+++ TEXT SECTION
I think that most people who do not have severe cognitive deficiencies are capable of understanding what “efficient charities” are. I think that most people are quite capable of understanding the statement, “Ethanol will waste a lot of money and will still generate as much (or more) pollution than gasoline. To top it off, it will also raise the price of food products, both for you and for people who will actually starve as a result.” Most issues like this, one can figure out what’s going on by reading wikipedia for half an hour. Perhaps that takes a high IQ, but from my experience, when people are given clear and accurate arguments, they are generally capable of getting them. The problem is that they never bother seeking out decent arguments. They either just don’t care, or they seek out arguments that support whatever their beliefs happen to be.
In other words, the problem is not that people are stupid. The problem is that people simply don’t give a damn. If you don’t fix that, I doubt raising IQ will be anywhere near as helpful as you may think.
I think that most people who do not have severe cognitive deficiencies are capable of understanding what “efficient charities” are
I have specific empirical evidence against this point from attempting to convince people on facebook causes to instead support more efficient causes. I am considering a top-level post on it.
Well be sure to clarify if they were really trying to understand. People who do not want to understand can look a lot like people unable to understand.
How does one check for this? If someone has stated goal X and is performing action A, and I provide rock solid evidence that action B will better achieve that goal, and I am told to “shut up” etc, do we classify this as can’t or won’t?
Does this mean they don’t understand, they don’t care, or they don’t share your utility function? The fact that they disagree does not mean they don’t understand.
If a less intelligent person is presented with correct and only correct arguments, they may have a higher probability of voting in accordance with them. But often in reality they will be presented with “fake” arguments, especially by naughty politicians or religious leaders. For example, arguments like “evolution is only a theory” that are specifically designed to be persuasive without being true. Intelligence is required to tell the difference.
I’m not sure this is correct. I might endorse a statement to the effect that fluid g is necessary in order to learn the more advanced skills of distinguishing sophistry, but very few people, high-g or otherwise, actually learn such a skill.
It is probably possible for a less intelligent person to learn (to some extent) to distinguish sophistry from solid argument. But it is much easier and comes more naturally for a smart person.
The amount of mental determination required to do a task decreases as the task becomes easier; the amount of ability required to perform a task decreases as the determination to succeed increases.
++++++
+++ DATASET CONTENT
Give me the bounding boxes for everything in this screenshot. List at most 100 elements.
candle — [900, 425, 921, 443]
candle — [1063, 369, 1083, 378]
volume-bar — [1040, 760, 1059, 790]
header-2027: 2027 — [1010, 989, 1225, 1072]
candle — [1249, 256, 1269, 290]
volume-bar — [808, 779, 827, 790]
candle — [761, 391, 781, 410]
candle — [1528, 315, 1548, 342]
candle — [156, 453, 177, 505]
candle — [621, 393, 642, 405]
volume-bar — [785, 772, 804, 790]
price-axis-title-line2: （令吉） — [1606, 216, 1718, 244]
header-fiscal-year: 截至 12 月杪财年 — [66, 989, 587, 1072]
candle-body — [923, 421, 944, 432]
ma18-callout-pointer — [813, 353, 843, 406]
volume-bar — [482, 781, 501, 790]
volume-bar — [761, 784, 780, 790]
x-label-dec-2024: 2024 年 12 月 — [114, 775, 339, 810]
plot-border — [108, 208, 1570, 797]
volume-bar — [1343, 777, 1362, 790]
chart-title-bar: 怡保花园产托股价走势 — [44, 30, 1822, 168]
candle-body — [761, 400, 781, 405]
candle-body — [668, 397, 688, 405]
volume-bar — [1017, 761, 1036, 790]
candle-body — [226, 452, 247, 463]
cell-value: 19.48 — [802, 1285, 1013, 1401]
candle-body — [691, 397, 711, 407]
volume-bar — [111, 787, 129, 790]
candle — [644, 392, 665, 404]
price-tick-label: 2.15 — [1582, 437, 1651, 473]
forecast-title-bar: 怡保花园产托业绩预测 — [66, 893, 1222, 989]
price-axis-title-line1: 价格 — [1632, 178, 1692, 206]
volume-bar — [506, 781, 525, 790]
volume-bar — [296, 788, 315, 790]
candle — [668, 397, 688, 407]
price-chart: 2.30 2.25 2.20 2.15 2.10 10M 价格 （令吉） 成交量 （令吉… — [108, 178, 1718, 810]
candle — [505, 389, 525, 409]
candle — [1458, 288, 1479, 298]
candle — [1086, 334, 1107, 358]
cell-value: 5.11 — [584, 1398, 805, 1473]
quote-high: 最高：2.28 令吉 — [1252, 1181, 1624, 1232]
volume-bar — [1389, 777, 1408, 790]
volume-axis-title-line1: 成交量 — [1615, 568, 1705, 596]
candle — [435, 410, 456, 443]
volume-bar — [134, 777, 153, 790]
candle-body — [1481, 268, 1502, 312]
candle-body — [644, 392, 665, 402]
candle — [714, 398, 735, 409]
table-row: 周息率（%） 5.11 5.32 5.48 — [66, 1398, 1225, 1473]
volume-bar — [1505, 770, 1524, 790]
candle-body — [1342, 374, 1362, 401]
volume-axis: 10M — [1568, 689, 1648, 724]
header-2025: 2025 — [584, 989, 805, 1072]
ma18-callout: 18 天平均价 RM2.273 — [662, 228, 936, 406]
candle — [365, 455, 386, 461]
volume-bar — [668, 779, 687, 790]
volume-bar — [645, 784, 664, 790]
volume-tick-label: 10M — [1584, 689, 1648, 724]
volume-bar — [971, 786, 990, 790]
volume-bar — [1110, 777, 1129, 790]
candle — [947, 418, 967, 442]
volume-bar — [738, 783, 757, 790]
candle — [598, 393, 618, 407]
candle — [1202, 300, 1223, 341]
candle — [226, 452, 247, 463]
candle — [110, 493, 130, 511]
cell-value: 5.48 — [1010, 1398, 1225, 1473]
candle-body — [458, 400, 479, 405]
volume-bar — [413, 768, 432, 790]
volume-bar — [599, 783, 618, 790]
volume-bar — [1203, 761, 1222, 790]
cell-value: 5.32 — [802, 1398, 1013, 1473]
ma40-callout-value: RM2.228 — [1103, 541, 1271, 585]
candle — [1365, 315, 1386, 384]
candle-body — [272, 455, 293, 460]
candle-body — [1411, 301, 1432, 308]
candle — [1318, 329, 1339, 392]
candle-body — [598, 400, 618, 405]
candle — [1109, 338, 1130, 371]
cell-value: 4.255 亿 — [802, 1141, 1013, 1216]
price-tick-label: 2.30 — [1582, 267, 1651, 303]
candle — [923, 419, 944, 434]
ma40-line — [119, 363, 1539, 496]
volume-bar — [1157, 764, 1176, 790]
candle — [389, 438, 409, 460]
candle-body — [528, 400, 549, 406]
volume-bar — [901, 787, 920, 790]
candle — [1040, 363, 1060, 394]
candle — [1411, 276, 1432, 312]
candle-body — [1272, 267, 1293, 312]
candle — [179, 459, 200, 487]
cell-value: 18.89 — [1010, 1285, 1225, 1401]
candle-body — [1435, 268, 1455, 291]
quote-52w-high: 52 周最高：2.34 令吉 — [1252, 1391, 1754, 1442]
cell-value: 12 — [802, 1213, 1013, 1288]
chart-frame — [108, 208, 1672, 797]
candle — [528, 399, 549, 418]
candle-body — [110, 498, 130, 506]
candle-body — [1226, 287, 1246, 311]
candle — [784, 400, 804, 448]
++++++
§ TASK REQUIREMENTS:
**a.** Please switch "volume-bar" to "volume-column" in the records, from the start of the records through the line containing "volume-bar — [482, 781, 501, 790]", and leave everything else unchanged.
**b.** Proceed with the discussion of intelligence and persuasive arguments, starting after its final comment.

§ ANSWERS TO THE PROBLEMS:
**a.**
Give me the bounding boxes for everything in this screenshot. List at most 100 elements.
candle — [900, 425, 921, 443]
candle — [1063, 369, 1083, 378]
volume-column — [1040, 760, 1059, 790]
header-2027: 2027 — [1010, 989, 1225, 1072]
candle — [1249, 256, 1269, 290]
volume-column — [808, 779, 827, 790]
candle — [761, 391, 781, 410]
candle — [1528, 315, 1548, 342]
candle — [156, 453, 177, 505]
candle — [621, 393, 642, 405]
volume-column — [785, 772, 804, 790]
price-axis-title-line2: （令吉） — [1606, 216, 1718, 244]
header-fiscal-year: 截至 12 月杪财年 — [66, 989, 587, 1072]
candle-body — [923, 421, 944, 432]
ma18-callout-pointer — [813, 353, 843, 406]
volume-column — [482, 781, 501, 790]

**b.**
I suspect that it will be easier to persuade people to take a pill that makes them smarter than to persuade them to spend months or years studying critical thinking.
But it is much easier and comes more naturally for a smart person
No, no, no! It’s harder and more difficult for a smart person to learn this, because they’re so much better at producing clever rationalizations to explain away their cognitive dissonance.
The person it’s easiest to fool is yourself, and the more IQ you have, the better you are at coming up with really convincing stupidity. Recognizing valid reasoning and forcing yourself to adhere to the standards that define it requires something IQ doesn’t measure.
“Seems reasonable” is not a valid criterion for judgment.
Your claim is factually incorrect. The ability to tell the difference between sophistry and valid arguments rests on two things: first, awareness of the standards of validity, and second, the capacity to override the convictions that come from our associative thinking and evaluate the situation rationally.
High IQ permits people to come up with very complex and sophisticated rationalizations. It doesn’t help them distinguish rationalization from rationality.
Ditto… although being ill-informed can’t help either.
I once heard a certain political figure speak at a university. He said that when he gave speeches in areas in which the majority supported his political party, explaining what problems he was trying to solve, they would simply react as a supportive audience—but when he gave speeches in areas where his party was unpopular, they also approved of him, saying that they were horrified and angry because nobody had ever told them about this problem before. He concluded by saying that a Republican is a Democrat who doesn’t know what’s going on.
Sure, but I will address rationality seperately. Consider, though, how hard it is and how long it takes to inform even a smart person about human biases.
Ethanol will waste a lot of money and will still generate as much (or more) pollution than gasoline.
As an aside, given that the pollutant du jour is atmospheric carbon, it’s worth noting that burning ethanol is essentially carbon neutral. Ethanol also means not being dependent on foreign nations run by crazy religious whackjobs.
Not that corn ethanol is a good idea overall, but it does have points to recommend it vs. petroleum. It just has… a lot of points to disrecommend it in general.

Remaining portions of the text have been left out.